— Passage given —
::::::

Thanks for posting that one Mike. :thumbsup: 

~RK~


----------



## DinoMike (Jan 1, 1970)

Least I can do, after you guys have posted pics for me to gawk at back when I couldn't make the Fest.


----------



## ChrisW (Jan 1, 1970)

I haven't seen the sculpt, but with the head tilted down, the eyes could be painted (tooled?) looking from underneath the brow and eyelids, glowering out at you. A _very_ effective way of picturing Vlad Drakul's menace!


----------



## Jimmy B (Apr 19, 2000)

If there were a "victim" figure in the kit that pose would be appropriate. Without one, it just looks like Dracula is reacting to something he sees on the ground.[/quote]

Well hey - If you resided in the Carpathian Mountains and saw a desert dwelling Armadillo scurrying across the floor, you'd stop and stare at it too.


----------



## BKSinAZ (Jun 5, 2009)

Jimmy B said:


> If there were a "victim" figure in the kit that pose would be appropriate. Without one, it just looks like Dracula is reacting to something he sees on the ground.


Well hey - If you resided in the Carpathian Mountains and saw a desert dwelling Armadillo scurrying across the floor, you'd stop and stare at it too.[/QUOTE]


Man!!! That would be cool if they shipped this Dracula model to INCLUDE a female victim on an alter or bed of some type, giving him something to look down at. I realize that would drive the price of the kit up, but I would pay the cost!


----------



## Moonman27 (Aug 26, 2008)

Good point about the menacing glare ChrisW,head tilted down,with the pupils of his eyes half-visible under the eyelids....scary. It appears there is more work to do on the cape,since Drac's left hand does'nt quite fit the cape where it should. The HANDS and the FACE look far superior to the Moebius Frankenstein. The hands are the second most-important feature,besides the head,of any figure IMO. The base is really cool,and could easily be used for a lot of different figures by itself. I am currently painting an Aurora Monster Customizing kit large bat that would look great with this kit flying around Drac's head. I agree the head could come up a bit though. Looking great so far!! Moebius strikes again!! :thumbsup: P.S. I assume there will be a GLOW version!!


----------



## OzyMandias (Dec 29, 2004)

I love it! It's dripping with Lugosi style...


----------



## deadmanincfan (Mar 11, 2008)

Yup...I'll be a-buyin' one...


----------



## BatToys (Feb 4, 2002)

He must be on a stairway looking down. Maybe a few stairs need to be added?

Is David Fisher going to paint the box cover?


----------



## djnick66 (May 2, 2008)

Im probably in the minority but I am not overly impressed. Perhaps its the angle of the photo. But the base is really overpowering and the figure seems to be looking down.


----------



## RSN (Jul 29, 2008)

For those who can't picture the perspective shift of a front view, check out http://culttvman.com/main/ for a head on shot. The background is less overpowering and the pose more dynamic. I for one will withhold final opinion until the sculpt is approved and molds are made. So far, better than ANYTHING I could sculpt on my own!


----------



## dklange (Apr 25, 2009)

::::::

— Data section —
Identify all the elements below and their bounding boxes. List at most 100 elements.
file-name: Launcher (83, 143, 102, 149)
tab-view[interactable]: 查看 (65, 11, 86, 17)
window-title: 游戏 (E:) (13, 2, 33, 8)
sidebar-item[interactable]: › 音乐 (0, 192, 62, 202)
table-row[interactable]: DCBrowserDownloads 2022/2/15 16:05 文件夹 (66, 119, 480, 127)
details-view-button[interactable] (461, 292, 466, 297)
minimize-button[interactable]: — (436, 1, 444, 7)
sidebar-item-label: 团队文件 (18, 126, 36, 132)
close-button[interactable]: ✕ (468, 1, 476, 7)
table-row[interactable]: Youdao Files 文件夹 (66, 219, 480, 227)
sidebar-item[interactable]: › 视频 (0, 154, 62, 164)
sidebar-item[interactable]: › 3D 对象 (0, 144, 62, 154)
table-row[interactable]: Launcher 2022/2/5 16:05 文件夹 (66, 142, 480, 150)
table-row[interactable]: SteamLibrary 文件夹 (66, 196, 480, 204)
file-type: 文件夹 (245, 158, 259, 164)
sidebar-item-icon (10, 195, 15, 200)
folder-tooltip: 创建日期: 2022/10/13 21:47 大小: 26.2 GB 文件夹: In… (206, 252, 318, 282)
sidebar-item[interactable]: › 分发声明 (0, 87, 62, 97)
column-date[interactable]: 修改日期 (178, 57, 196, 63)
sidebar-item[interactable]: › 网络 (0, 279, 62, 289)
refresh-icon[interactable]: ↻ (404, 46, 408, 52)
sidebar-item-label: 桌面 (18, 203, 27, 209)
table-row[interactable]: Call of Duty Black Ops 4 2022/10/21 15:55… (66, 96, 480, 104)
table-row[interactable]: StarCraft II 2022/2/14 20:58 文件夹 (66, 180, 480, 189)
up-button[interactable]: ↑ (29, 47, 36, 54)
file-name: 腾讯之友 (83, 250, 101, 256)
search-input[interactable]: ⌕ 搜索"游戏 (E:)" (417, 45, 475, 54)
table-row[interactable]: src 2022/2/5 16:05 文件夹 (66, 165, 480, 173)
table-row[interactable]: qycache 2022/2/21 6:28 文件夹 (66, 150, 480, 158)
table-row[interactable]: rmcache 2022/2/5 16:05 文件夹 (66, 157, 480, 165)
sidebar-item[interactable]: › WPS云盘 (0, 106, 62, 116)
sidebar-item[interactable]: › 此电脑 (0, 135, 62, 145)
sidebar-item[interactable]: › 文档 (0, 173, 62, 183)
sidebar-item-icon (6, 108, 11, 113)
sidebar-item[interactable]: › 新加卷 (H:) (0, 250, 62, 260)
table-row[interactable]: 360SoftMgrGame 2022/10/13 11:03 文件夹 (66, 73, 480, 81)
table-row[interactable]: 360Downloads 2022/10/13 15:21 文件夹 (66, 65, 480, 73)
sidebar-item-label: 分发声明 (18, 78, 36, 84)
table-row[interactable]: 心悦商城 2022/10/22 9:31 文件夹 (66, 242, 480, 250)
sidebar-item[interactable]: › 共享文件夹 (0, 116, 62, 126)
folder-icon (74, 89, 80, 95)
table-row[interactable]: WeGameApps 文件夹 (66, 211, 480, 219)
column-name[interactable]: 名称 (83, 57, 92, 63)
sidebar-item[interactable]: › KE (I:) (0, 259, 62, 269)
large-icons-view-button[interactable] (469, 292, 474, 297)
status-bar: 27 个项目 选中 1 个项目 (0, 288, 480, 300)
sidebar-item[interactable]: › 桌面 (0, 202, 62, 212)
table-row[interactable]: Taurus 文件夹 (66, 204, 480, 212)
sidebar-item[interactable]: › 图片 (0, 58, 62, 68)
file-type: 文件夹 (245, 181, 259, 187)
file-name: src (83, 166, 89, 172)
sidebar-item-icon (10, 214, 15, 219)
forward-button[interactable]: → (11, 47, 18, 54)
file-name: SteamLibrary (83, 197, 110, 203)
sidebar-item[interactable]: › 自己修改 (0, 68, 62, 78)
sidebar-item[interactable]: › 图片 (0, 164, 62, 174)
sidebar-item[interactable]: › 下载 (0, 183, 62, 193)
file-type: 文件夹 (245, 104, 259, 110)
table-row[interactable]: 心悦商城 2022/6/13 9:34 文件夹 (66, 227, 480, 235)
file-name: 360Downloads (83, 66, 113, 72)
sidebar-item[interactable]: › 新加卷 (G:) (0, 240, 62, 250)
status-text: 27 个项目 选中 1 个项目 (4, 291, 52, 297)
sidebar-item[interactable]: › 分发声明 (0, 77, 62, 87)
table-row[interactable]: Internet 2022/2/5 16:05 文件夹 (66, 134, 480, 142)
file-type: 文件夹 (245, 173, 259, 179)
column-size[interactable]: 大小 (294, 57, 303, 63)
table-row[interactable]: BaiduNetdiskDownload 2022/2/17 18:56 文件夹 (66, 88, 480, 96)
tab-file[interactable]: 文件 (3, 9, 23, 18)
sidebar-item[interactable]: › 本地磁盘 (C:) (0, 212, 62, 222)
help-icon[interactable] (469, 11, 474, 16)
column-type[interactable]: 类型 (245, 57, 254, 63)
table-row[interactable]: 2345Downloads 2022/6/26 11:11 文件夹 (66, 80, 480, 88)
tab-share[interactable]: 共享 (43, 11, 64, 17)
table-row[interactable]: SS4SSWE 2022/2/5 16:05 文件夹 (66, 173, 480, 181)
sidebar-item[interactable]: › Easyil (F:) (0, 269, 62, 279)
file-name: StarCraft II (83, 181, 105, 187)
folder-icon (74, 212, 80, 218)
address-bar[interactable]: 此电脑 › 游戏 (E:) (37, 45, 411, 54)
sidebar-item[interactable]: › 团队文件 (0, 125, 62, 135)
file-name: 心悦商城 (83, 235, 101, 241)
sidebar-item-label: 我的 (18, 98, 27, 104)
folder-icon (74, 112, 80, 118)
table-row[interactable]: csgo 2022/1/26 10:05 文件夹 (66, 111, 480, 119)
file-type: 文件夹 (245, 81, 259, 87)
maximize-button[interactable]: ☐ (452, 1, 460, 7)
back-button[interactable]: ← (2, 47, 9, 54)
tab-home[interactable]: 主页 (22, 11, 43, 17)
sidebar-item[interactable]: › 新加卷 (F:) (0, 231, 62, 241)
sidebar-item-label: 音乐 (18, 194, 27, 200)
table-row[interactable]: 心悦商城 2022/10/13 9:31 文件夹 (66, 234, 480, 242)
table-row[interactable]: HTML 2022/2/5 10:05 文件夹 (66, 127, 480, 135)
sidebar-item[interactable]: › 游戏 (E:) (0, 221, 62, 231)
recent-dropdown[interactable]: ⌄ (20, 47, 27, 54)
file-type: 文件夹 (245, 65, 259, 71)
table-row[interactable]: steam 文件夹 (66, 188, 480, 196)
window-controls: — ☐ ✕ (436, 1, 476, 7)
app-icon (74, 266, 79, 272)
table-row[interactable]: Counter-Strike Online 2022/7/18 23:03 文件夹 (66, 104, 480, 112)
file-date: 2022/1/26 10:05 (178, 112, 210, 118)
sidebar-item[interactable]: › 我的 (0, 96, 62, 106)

::::::

— What you will do —
A: In the Dracula kit thread, which two features does Moonman27 say look far superior to the Moebius Frankenstein?
B: Write out the Dracula kit thread word for word, from "Im probably in" down to "sculpt on my own!".

— Results in order —
A: The hands and the face.

B:
Im probably in the minority but I am not overly impressed. Perhaps its the angle of the photo. But the base is really overpowering and the figure seems to be looking down.


----------



## RSN (Jul 29, 2008)

For those who can't picture the perspective shift of a front view, check out http://culttvman.com/main/ for a head on shot. The background is less overpowering and the pose more dynamic. I for one will withhold final opinion until the sculpt is approved and molds are made. So far, better than ANYTHING I could sculpt on my own!